#### DESCRIPTION OF THE TASK
Reproduce every item below word for word, keeping each line and its numbers unchanged.

#### RECORDS SHOWN
===============
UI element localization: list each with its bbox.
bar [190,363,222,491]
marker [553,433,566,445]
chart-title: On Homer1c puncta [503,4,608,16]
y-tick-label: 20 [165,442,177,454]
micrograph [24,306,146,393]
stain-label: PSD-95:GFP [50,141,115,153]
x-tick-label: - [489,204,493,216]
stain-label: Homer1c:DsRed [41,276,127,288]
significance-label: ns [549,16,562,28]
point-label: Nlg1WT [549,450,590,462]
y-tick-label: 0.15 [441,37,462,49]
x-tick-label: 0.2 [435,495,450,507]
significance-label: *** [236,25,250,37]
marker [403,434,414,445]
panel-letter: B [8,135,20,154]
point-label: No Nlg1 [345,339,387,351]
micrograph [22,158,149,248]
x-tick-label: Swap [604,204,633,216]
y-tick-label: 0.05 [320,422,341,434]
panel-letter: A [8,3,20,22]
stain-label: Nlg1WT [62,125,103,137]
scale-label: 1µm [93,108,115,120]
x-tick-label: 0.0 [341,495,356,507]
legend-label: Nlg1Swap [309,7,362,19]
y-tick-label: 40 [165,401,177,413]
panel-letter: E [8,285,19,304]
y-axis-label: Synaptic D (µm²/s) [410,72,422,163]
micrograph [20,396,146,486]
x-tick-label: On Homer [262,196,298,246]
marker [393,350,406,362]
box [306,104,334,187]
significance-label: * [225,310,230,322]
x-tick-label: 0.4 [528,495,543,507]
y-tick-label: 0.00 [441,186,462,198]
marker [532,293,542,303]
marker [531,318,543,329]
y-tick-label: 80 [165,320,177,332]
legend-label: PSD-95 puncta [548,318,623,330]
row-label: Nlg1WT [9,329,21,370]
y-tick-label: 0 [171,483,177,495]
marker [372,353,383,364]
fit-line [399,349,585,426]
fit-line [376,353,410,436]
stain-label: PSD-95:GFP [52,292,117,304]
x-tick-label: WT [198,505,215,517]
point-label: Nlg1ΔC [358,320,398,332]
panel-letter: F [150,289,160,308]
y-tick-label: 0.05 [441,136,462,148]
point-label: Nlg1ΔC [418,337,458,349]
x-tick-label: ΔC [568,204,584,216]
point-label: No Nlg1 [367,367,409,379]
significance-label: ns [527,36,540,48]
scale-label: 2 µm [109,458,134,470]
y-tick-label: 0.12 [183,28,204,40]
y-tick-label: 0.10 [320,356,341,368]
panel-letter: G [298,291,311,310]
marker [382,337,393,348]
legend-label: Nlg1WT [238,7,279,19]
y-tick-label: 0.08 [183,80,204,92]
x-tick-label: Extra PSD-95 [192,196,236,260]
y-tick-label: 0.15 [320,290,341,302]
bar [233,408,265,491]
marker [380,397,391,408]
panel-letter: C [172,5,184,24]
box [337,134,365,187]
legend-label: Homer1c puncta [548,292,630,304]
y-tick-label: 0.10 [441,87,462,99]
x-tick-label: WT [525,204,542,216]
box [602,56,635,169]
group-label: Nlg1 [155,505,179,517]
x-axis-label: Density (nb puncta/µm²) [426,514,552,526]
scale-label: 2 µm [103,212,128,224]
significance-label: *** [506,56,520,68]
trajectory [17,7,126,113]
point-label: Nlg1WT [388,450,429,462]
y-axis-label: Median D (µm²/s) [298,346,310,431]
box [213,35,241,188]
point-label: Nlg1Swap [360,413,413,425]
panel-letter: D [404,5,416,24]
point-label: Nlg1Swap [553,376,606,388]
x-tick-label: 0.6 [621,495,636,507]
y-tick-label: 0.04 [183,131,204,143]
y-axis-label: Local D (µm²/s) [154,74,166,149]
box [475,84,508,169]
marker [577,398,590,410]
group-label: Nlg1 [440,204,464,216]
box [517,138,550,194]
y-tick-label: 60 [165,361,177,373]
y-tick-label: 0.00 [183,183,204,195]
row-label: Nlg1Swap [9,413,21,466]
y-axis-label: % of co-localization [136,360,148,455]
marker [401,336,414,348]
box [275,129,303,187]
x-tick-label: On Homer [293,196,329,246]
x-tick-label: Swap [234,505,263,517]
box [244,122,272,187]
===============
#### SOLUTION FOR THIS TASK
UI element localization: list each with its bbox.
bar [190,363,222,491]
marker [553,433,566,445]
chart-title: On Homer1c puncta [503,4,608,16]
y-tick-label: 20 [165,442,177,454]
micrograph [24,306,146,393]
stain-label: PSD-95:GFP [50,141,115,153]
x-tick-label: - [489,204,493,216]
stain-label: Homer1c:DsRed [41,276,127,288]
significance-label: ns [549,16,562,28]
point-label: Nlg1WT [549,450,590,462]
y-tick-label: 0.15 [441,37,462,49]
x-tick-label: 0.2 [435,495,450,507]
significance-label: *** [236,25,250,37]
marker [403,434,414,445]
panel-letter: B [8,135,20,154]
point-label: No Nlg1 [345,339,387,351]
micrograph [22,158,149,248]
x-tick-label: Swap [604,204,633,216]
y-tick-label: 0.05 [320,422,341,434]
panel-letter: A [8,3,20,22]
stain-label: Nlg1WT [62,125,103,137]
scale-label: 1µm [93,108,115,120]
x-tick-label: 0.0 [341,495,356,507]
legend-label: Nlg1Swap [309,7,362,19]
y-tick-label: 40 [165,401,177,413]
panel-letter: E [8,285,19,304]
y-axis-label: Synaptic D (µm²/s) [410,72,422,163]
micrograph [20,396,146,486]
x-tick-label: On Homer [262,196,298,246]
marker [393,350,406,362]
box [306,104,334,187]
significance-label: * [225,310,230,322]
x-tick-label: 0.4 [528,495,543,507]
y-tick-label: 0.00 [441,186,462,198]
marker [532,293,542,303]
marker [531,318,543,329]
y-tick-label: 80 [165,320,177,332]
legend-label: PSD-95 puncta [548,318,623,330]
row-label: Nlg1WT [9,329,21,370]
y-tick-label: 0 [171,483,177,495]
marker [372,353,383,364]
fit-line [399,349,585,426]
fit-line [376,353,410,436]
stain-label: PSD-95:GFP [52,292,117,304]
x-tick-label: WT [198,505,215,517]
point-label: Nlg1ΔC [358,320,398,332]
panel-letter: F [150,289,160,308]
y-tick-label: 0.05 [441,136,462,148]
point-label: Nlg1ΔC [418,337,458,349]
x-tick-label: ΔC [568,204,584,216]
point-label: No Nlg1 [367,367,409,379]
significance-label: ns [527,36,540,48]
scale-label: 2 µm [109,458,134,470]
y-tick-label: 0.12 [183,28,204,40]
y-tick-label: 0.10 [320,356,341,368]
panel-letter: G [298,291,311,310]
marker [382,337,393,348]
legend-label: Nlg1WT [238,7,279,19]
y-tick-label: 0.08 [183,80,204,92]
x-tick-label: Extra PSD-95 [192,196,236,260]
y-tick-label: 0.15 [320,290,341,302]
bar [233,408,265,491]
marker [380,397,391,408]
panel-letter: C [172,5,184,24]
box [337,134,365,187]
legend-label: Homer1c puncta [548,292,630,304]
y-tick-label: 0.10 [441,87,462,99]
x-tick-label: WT [525,204,542,216]
box [602,56,635,169]
group-label: Nlg1 [155,505,179,517]
x-axis-label: Density (nb puncta/µm²) [426,514,552,526]
scale-label: 2 µm [103,212,128,224]
significance-label: *** [506,56,520,68]
trajectory [17,7,126,113]
point-label: Nlg1WT [388,450,429,462]
y-axis-label: Median D (µm²/s) [298,346,310,431]
box [213,35,241,188]
point-label: Nlg1Swap [360,413,413,425]
panel-letter: D [404,5,416,24]
point-label: Nlg1Swap [553,376,606,388]
x-tick-label: 0.6 [621,495,636,507]
y-tick-label: 0.04 [183,131,204,143]
y-axis-label: Local D (µm²/s) [154,74,166,149]
box [475,84,508,169]
marker [577,398,590,410]
group-label: Nlg1 [440,204,464,216]
box [517,138,550,194]
y-tick-label: 60 [165,361,177,373]
y-tick-label: 0.00 [183,183,204,195]
row-label: Nlg1Swap [9,413,21,466]
y-axis-label: % of co-localization [136,360,148,455]
marker [401,336,414,348]
box [275,129,303,187]
x-tick-label: On Homer [293,196,329,246]
x-tick-label: Swap [234,505,263,517]
box [244,122,272,187]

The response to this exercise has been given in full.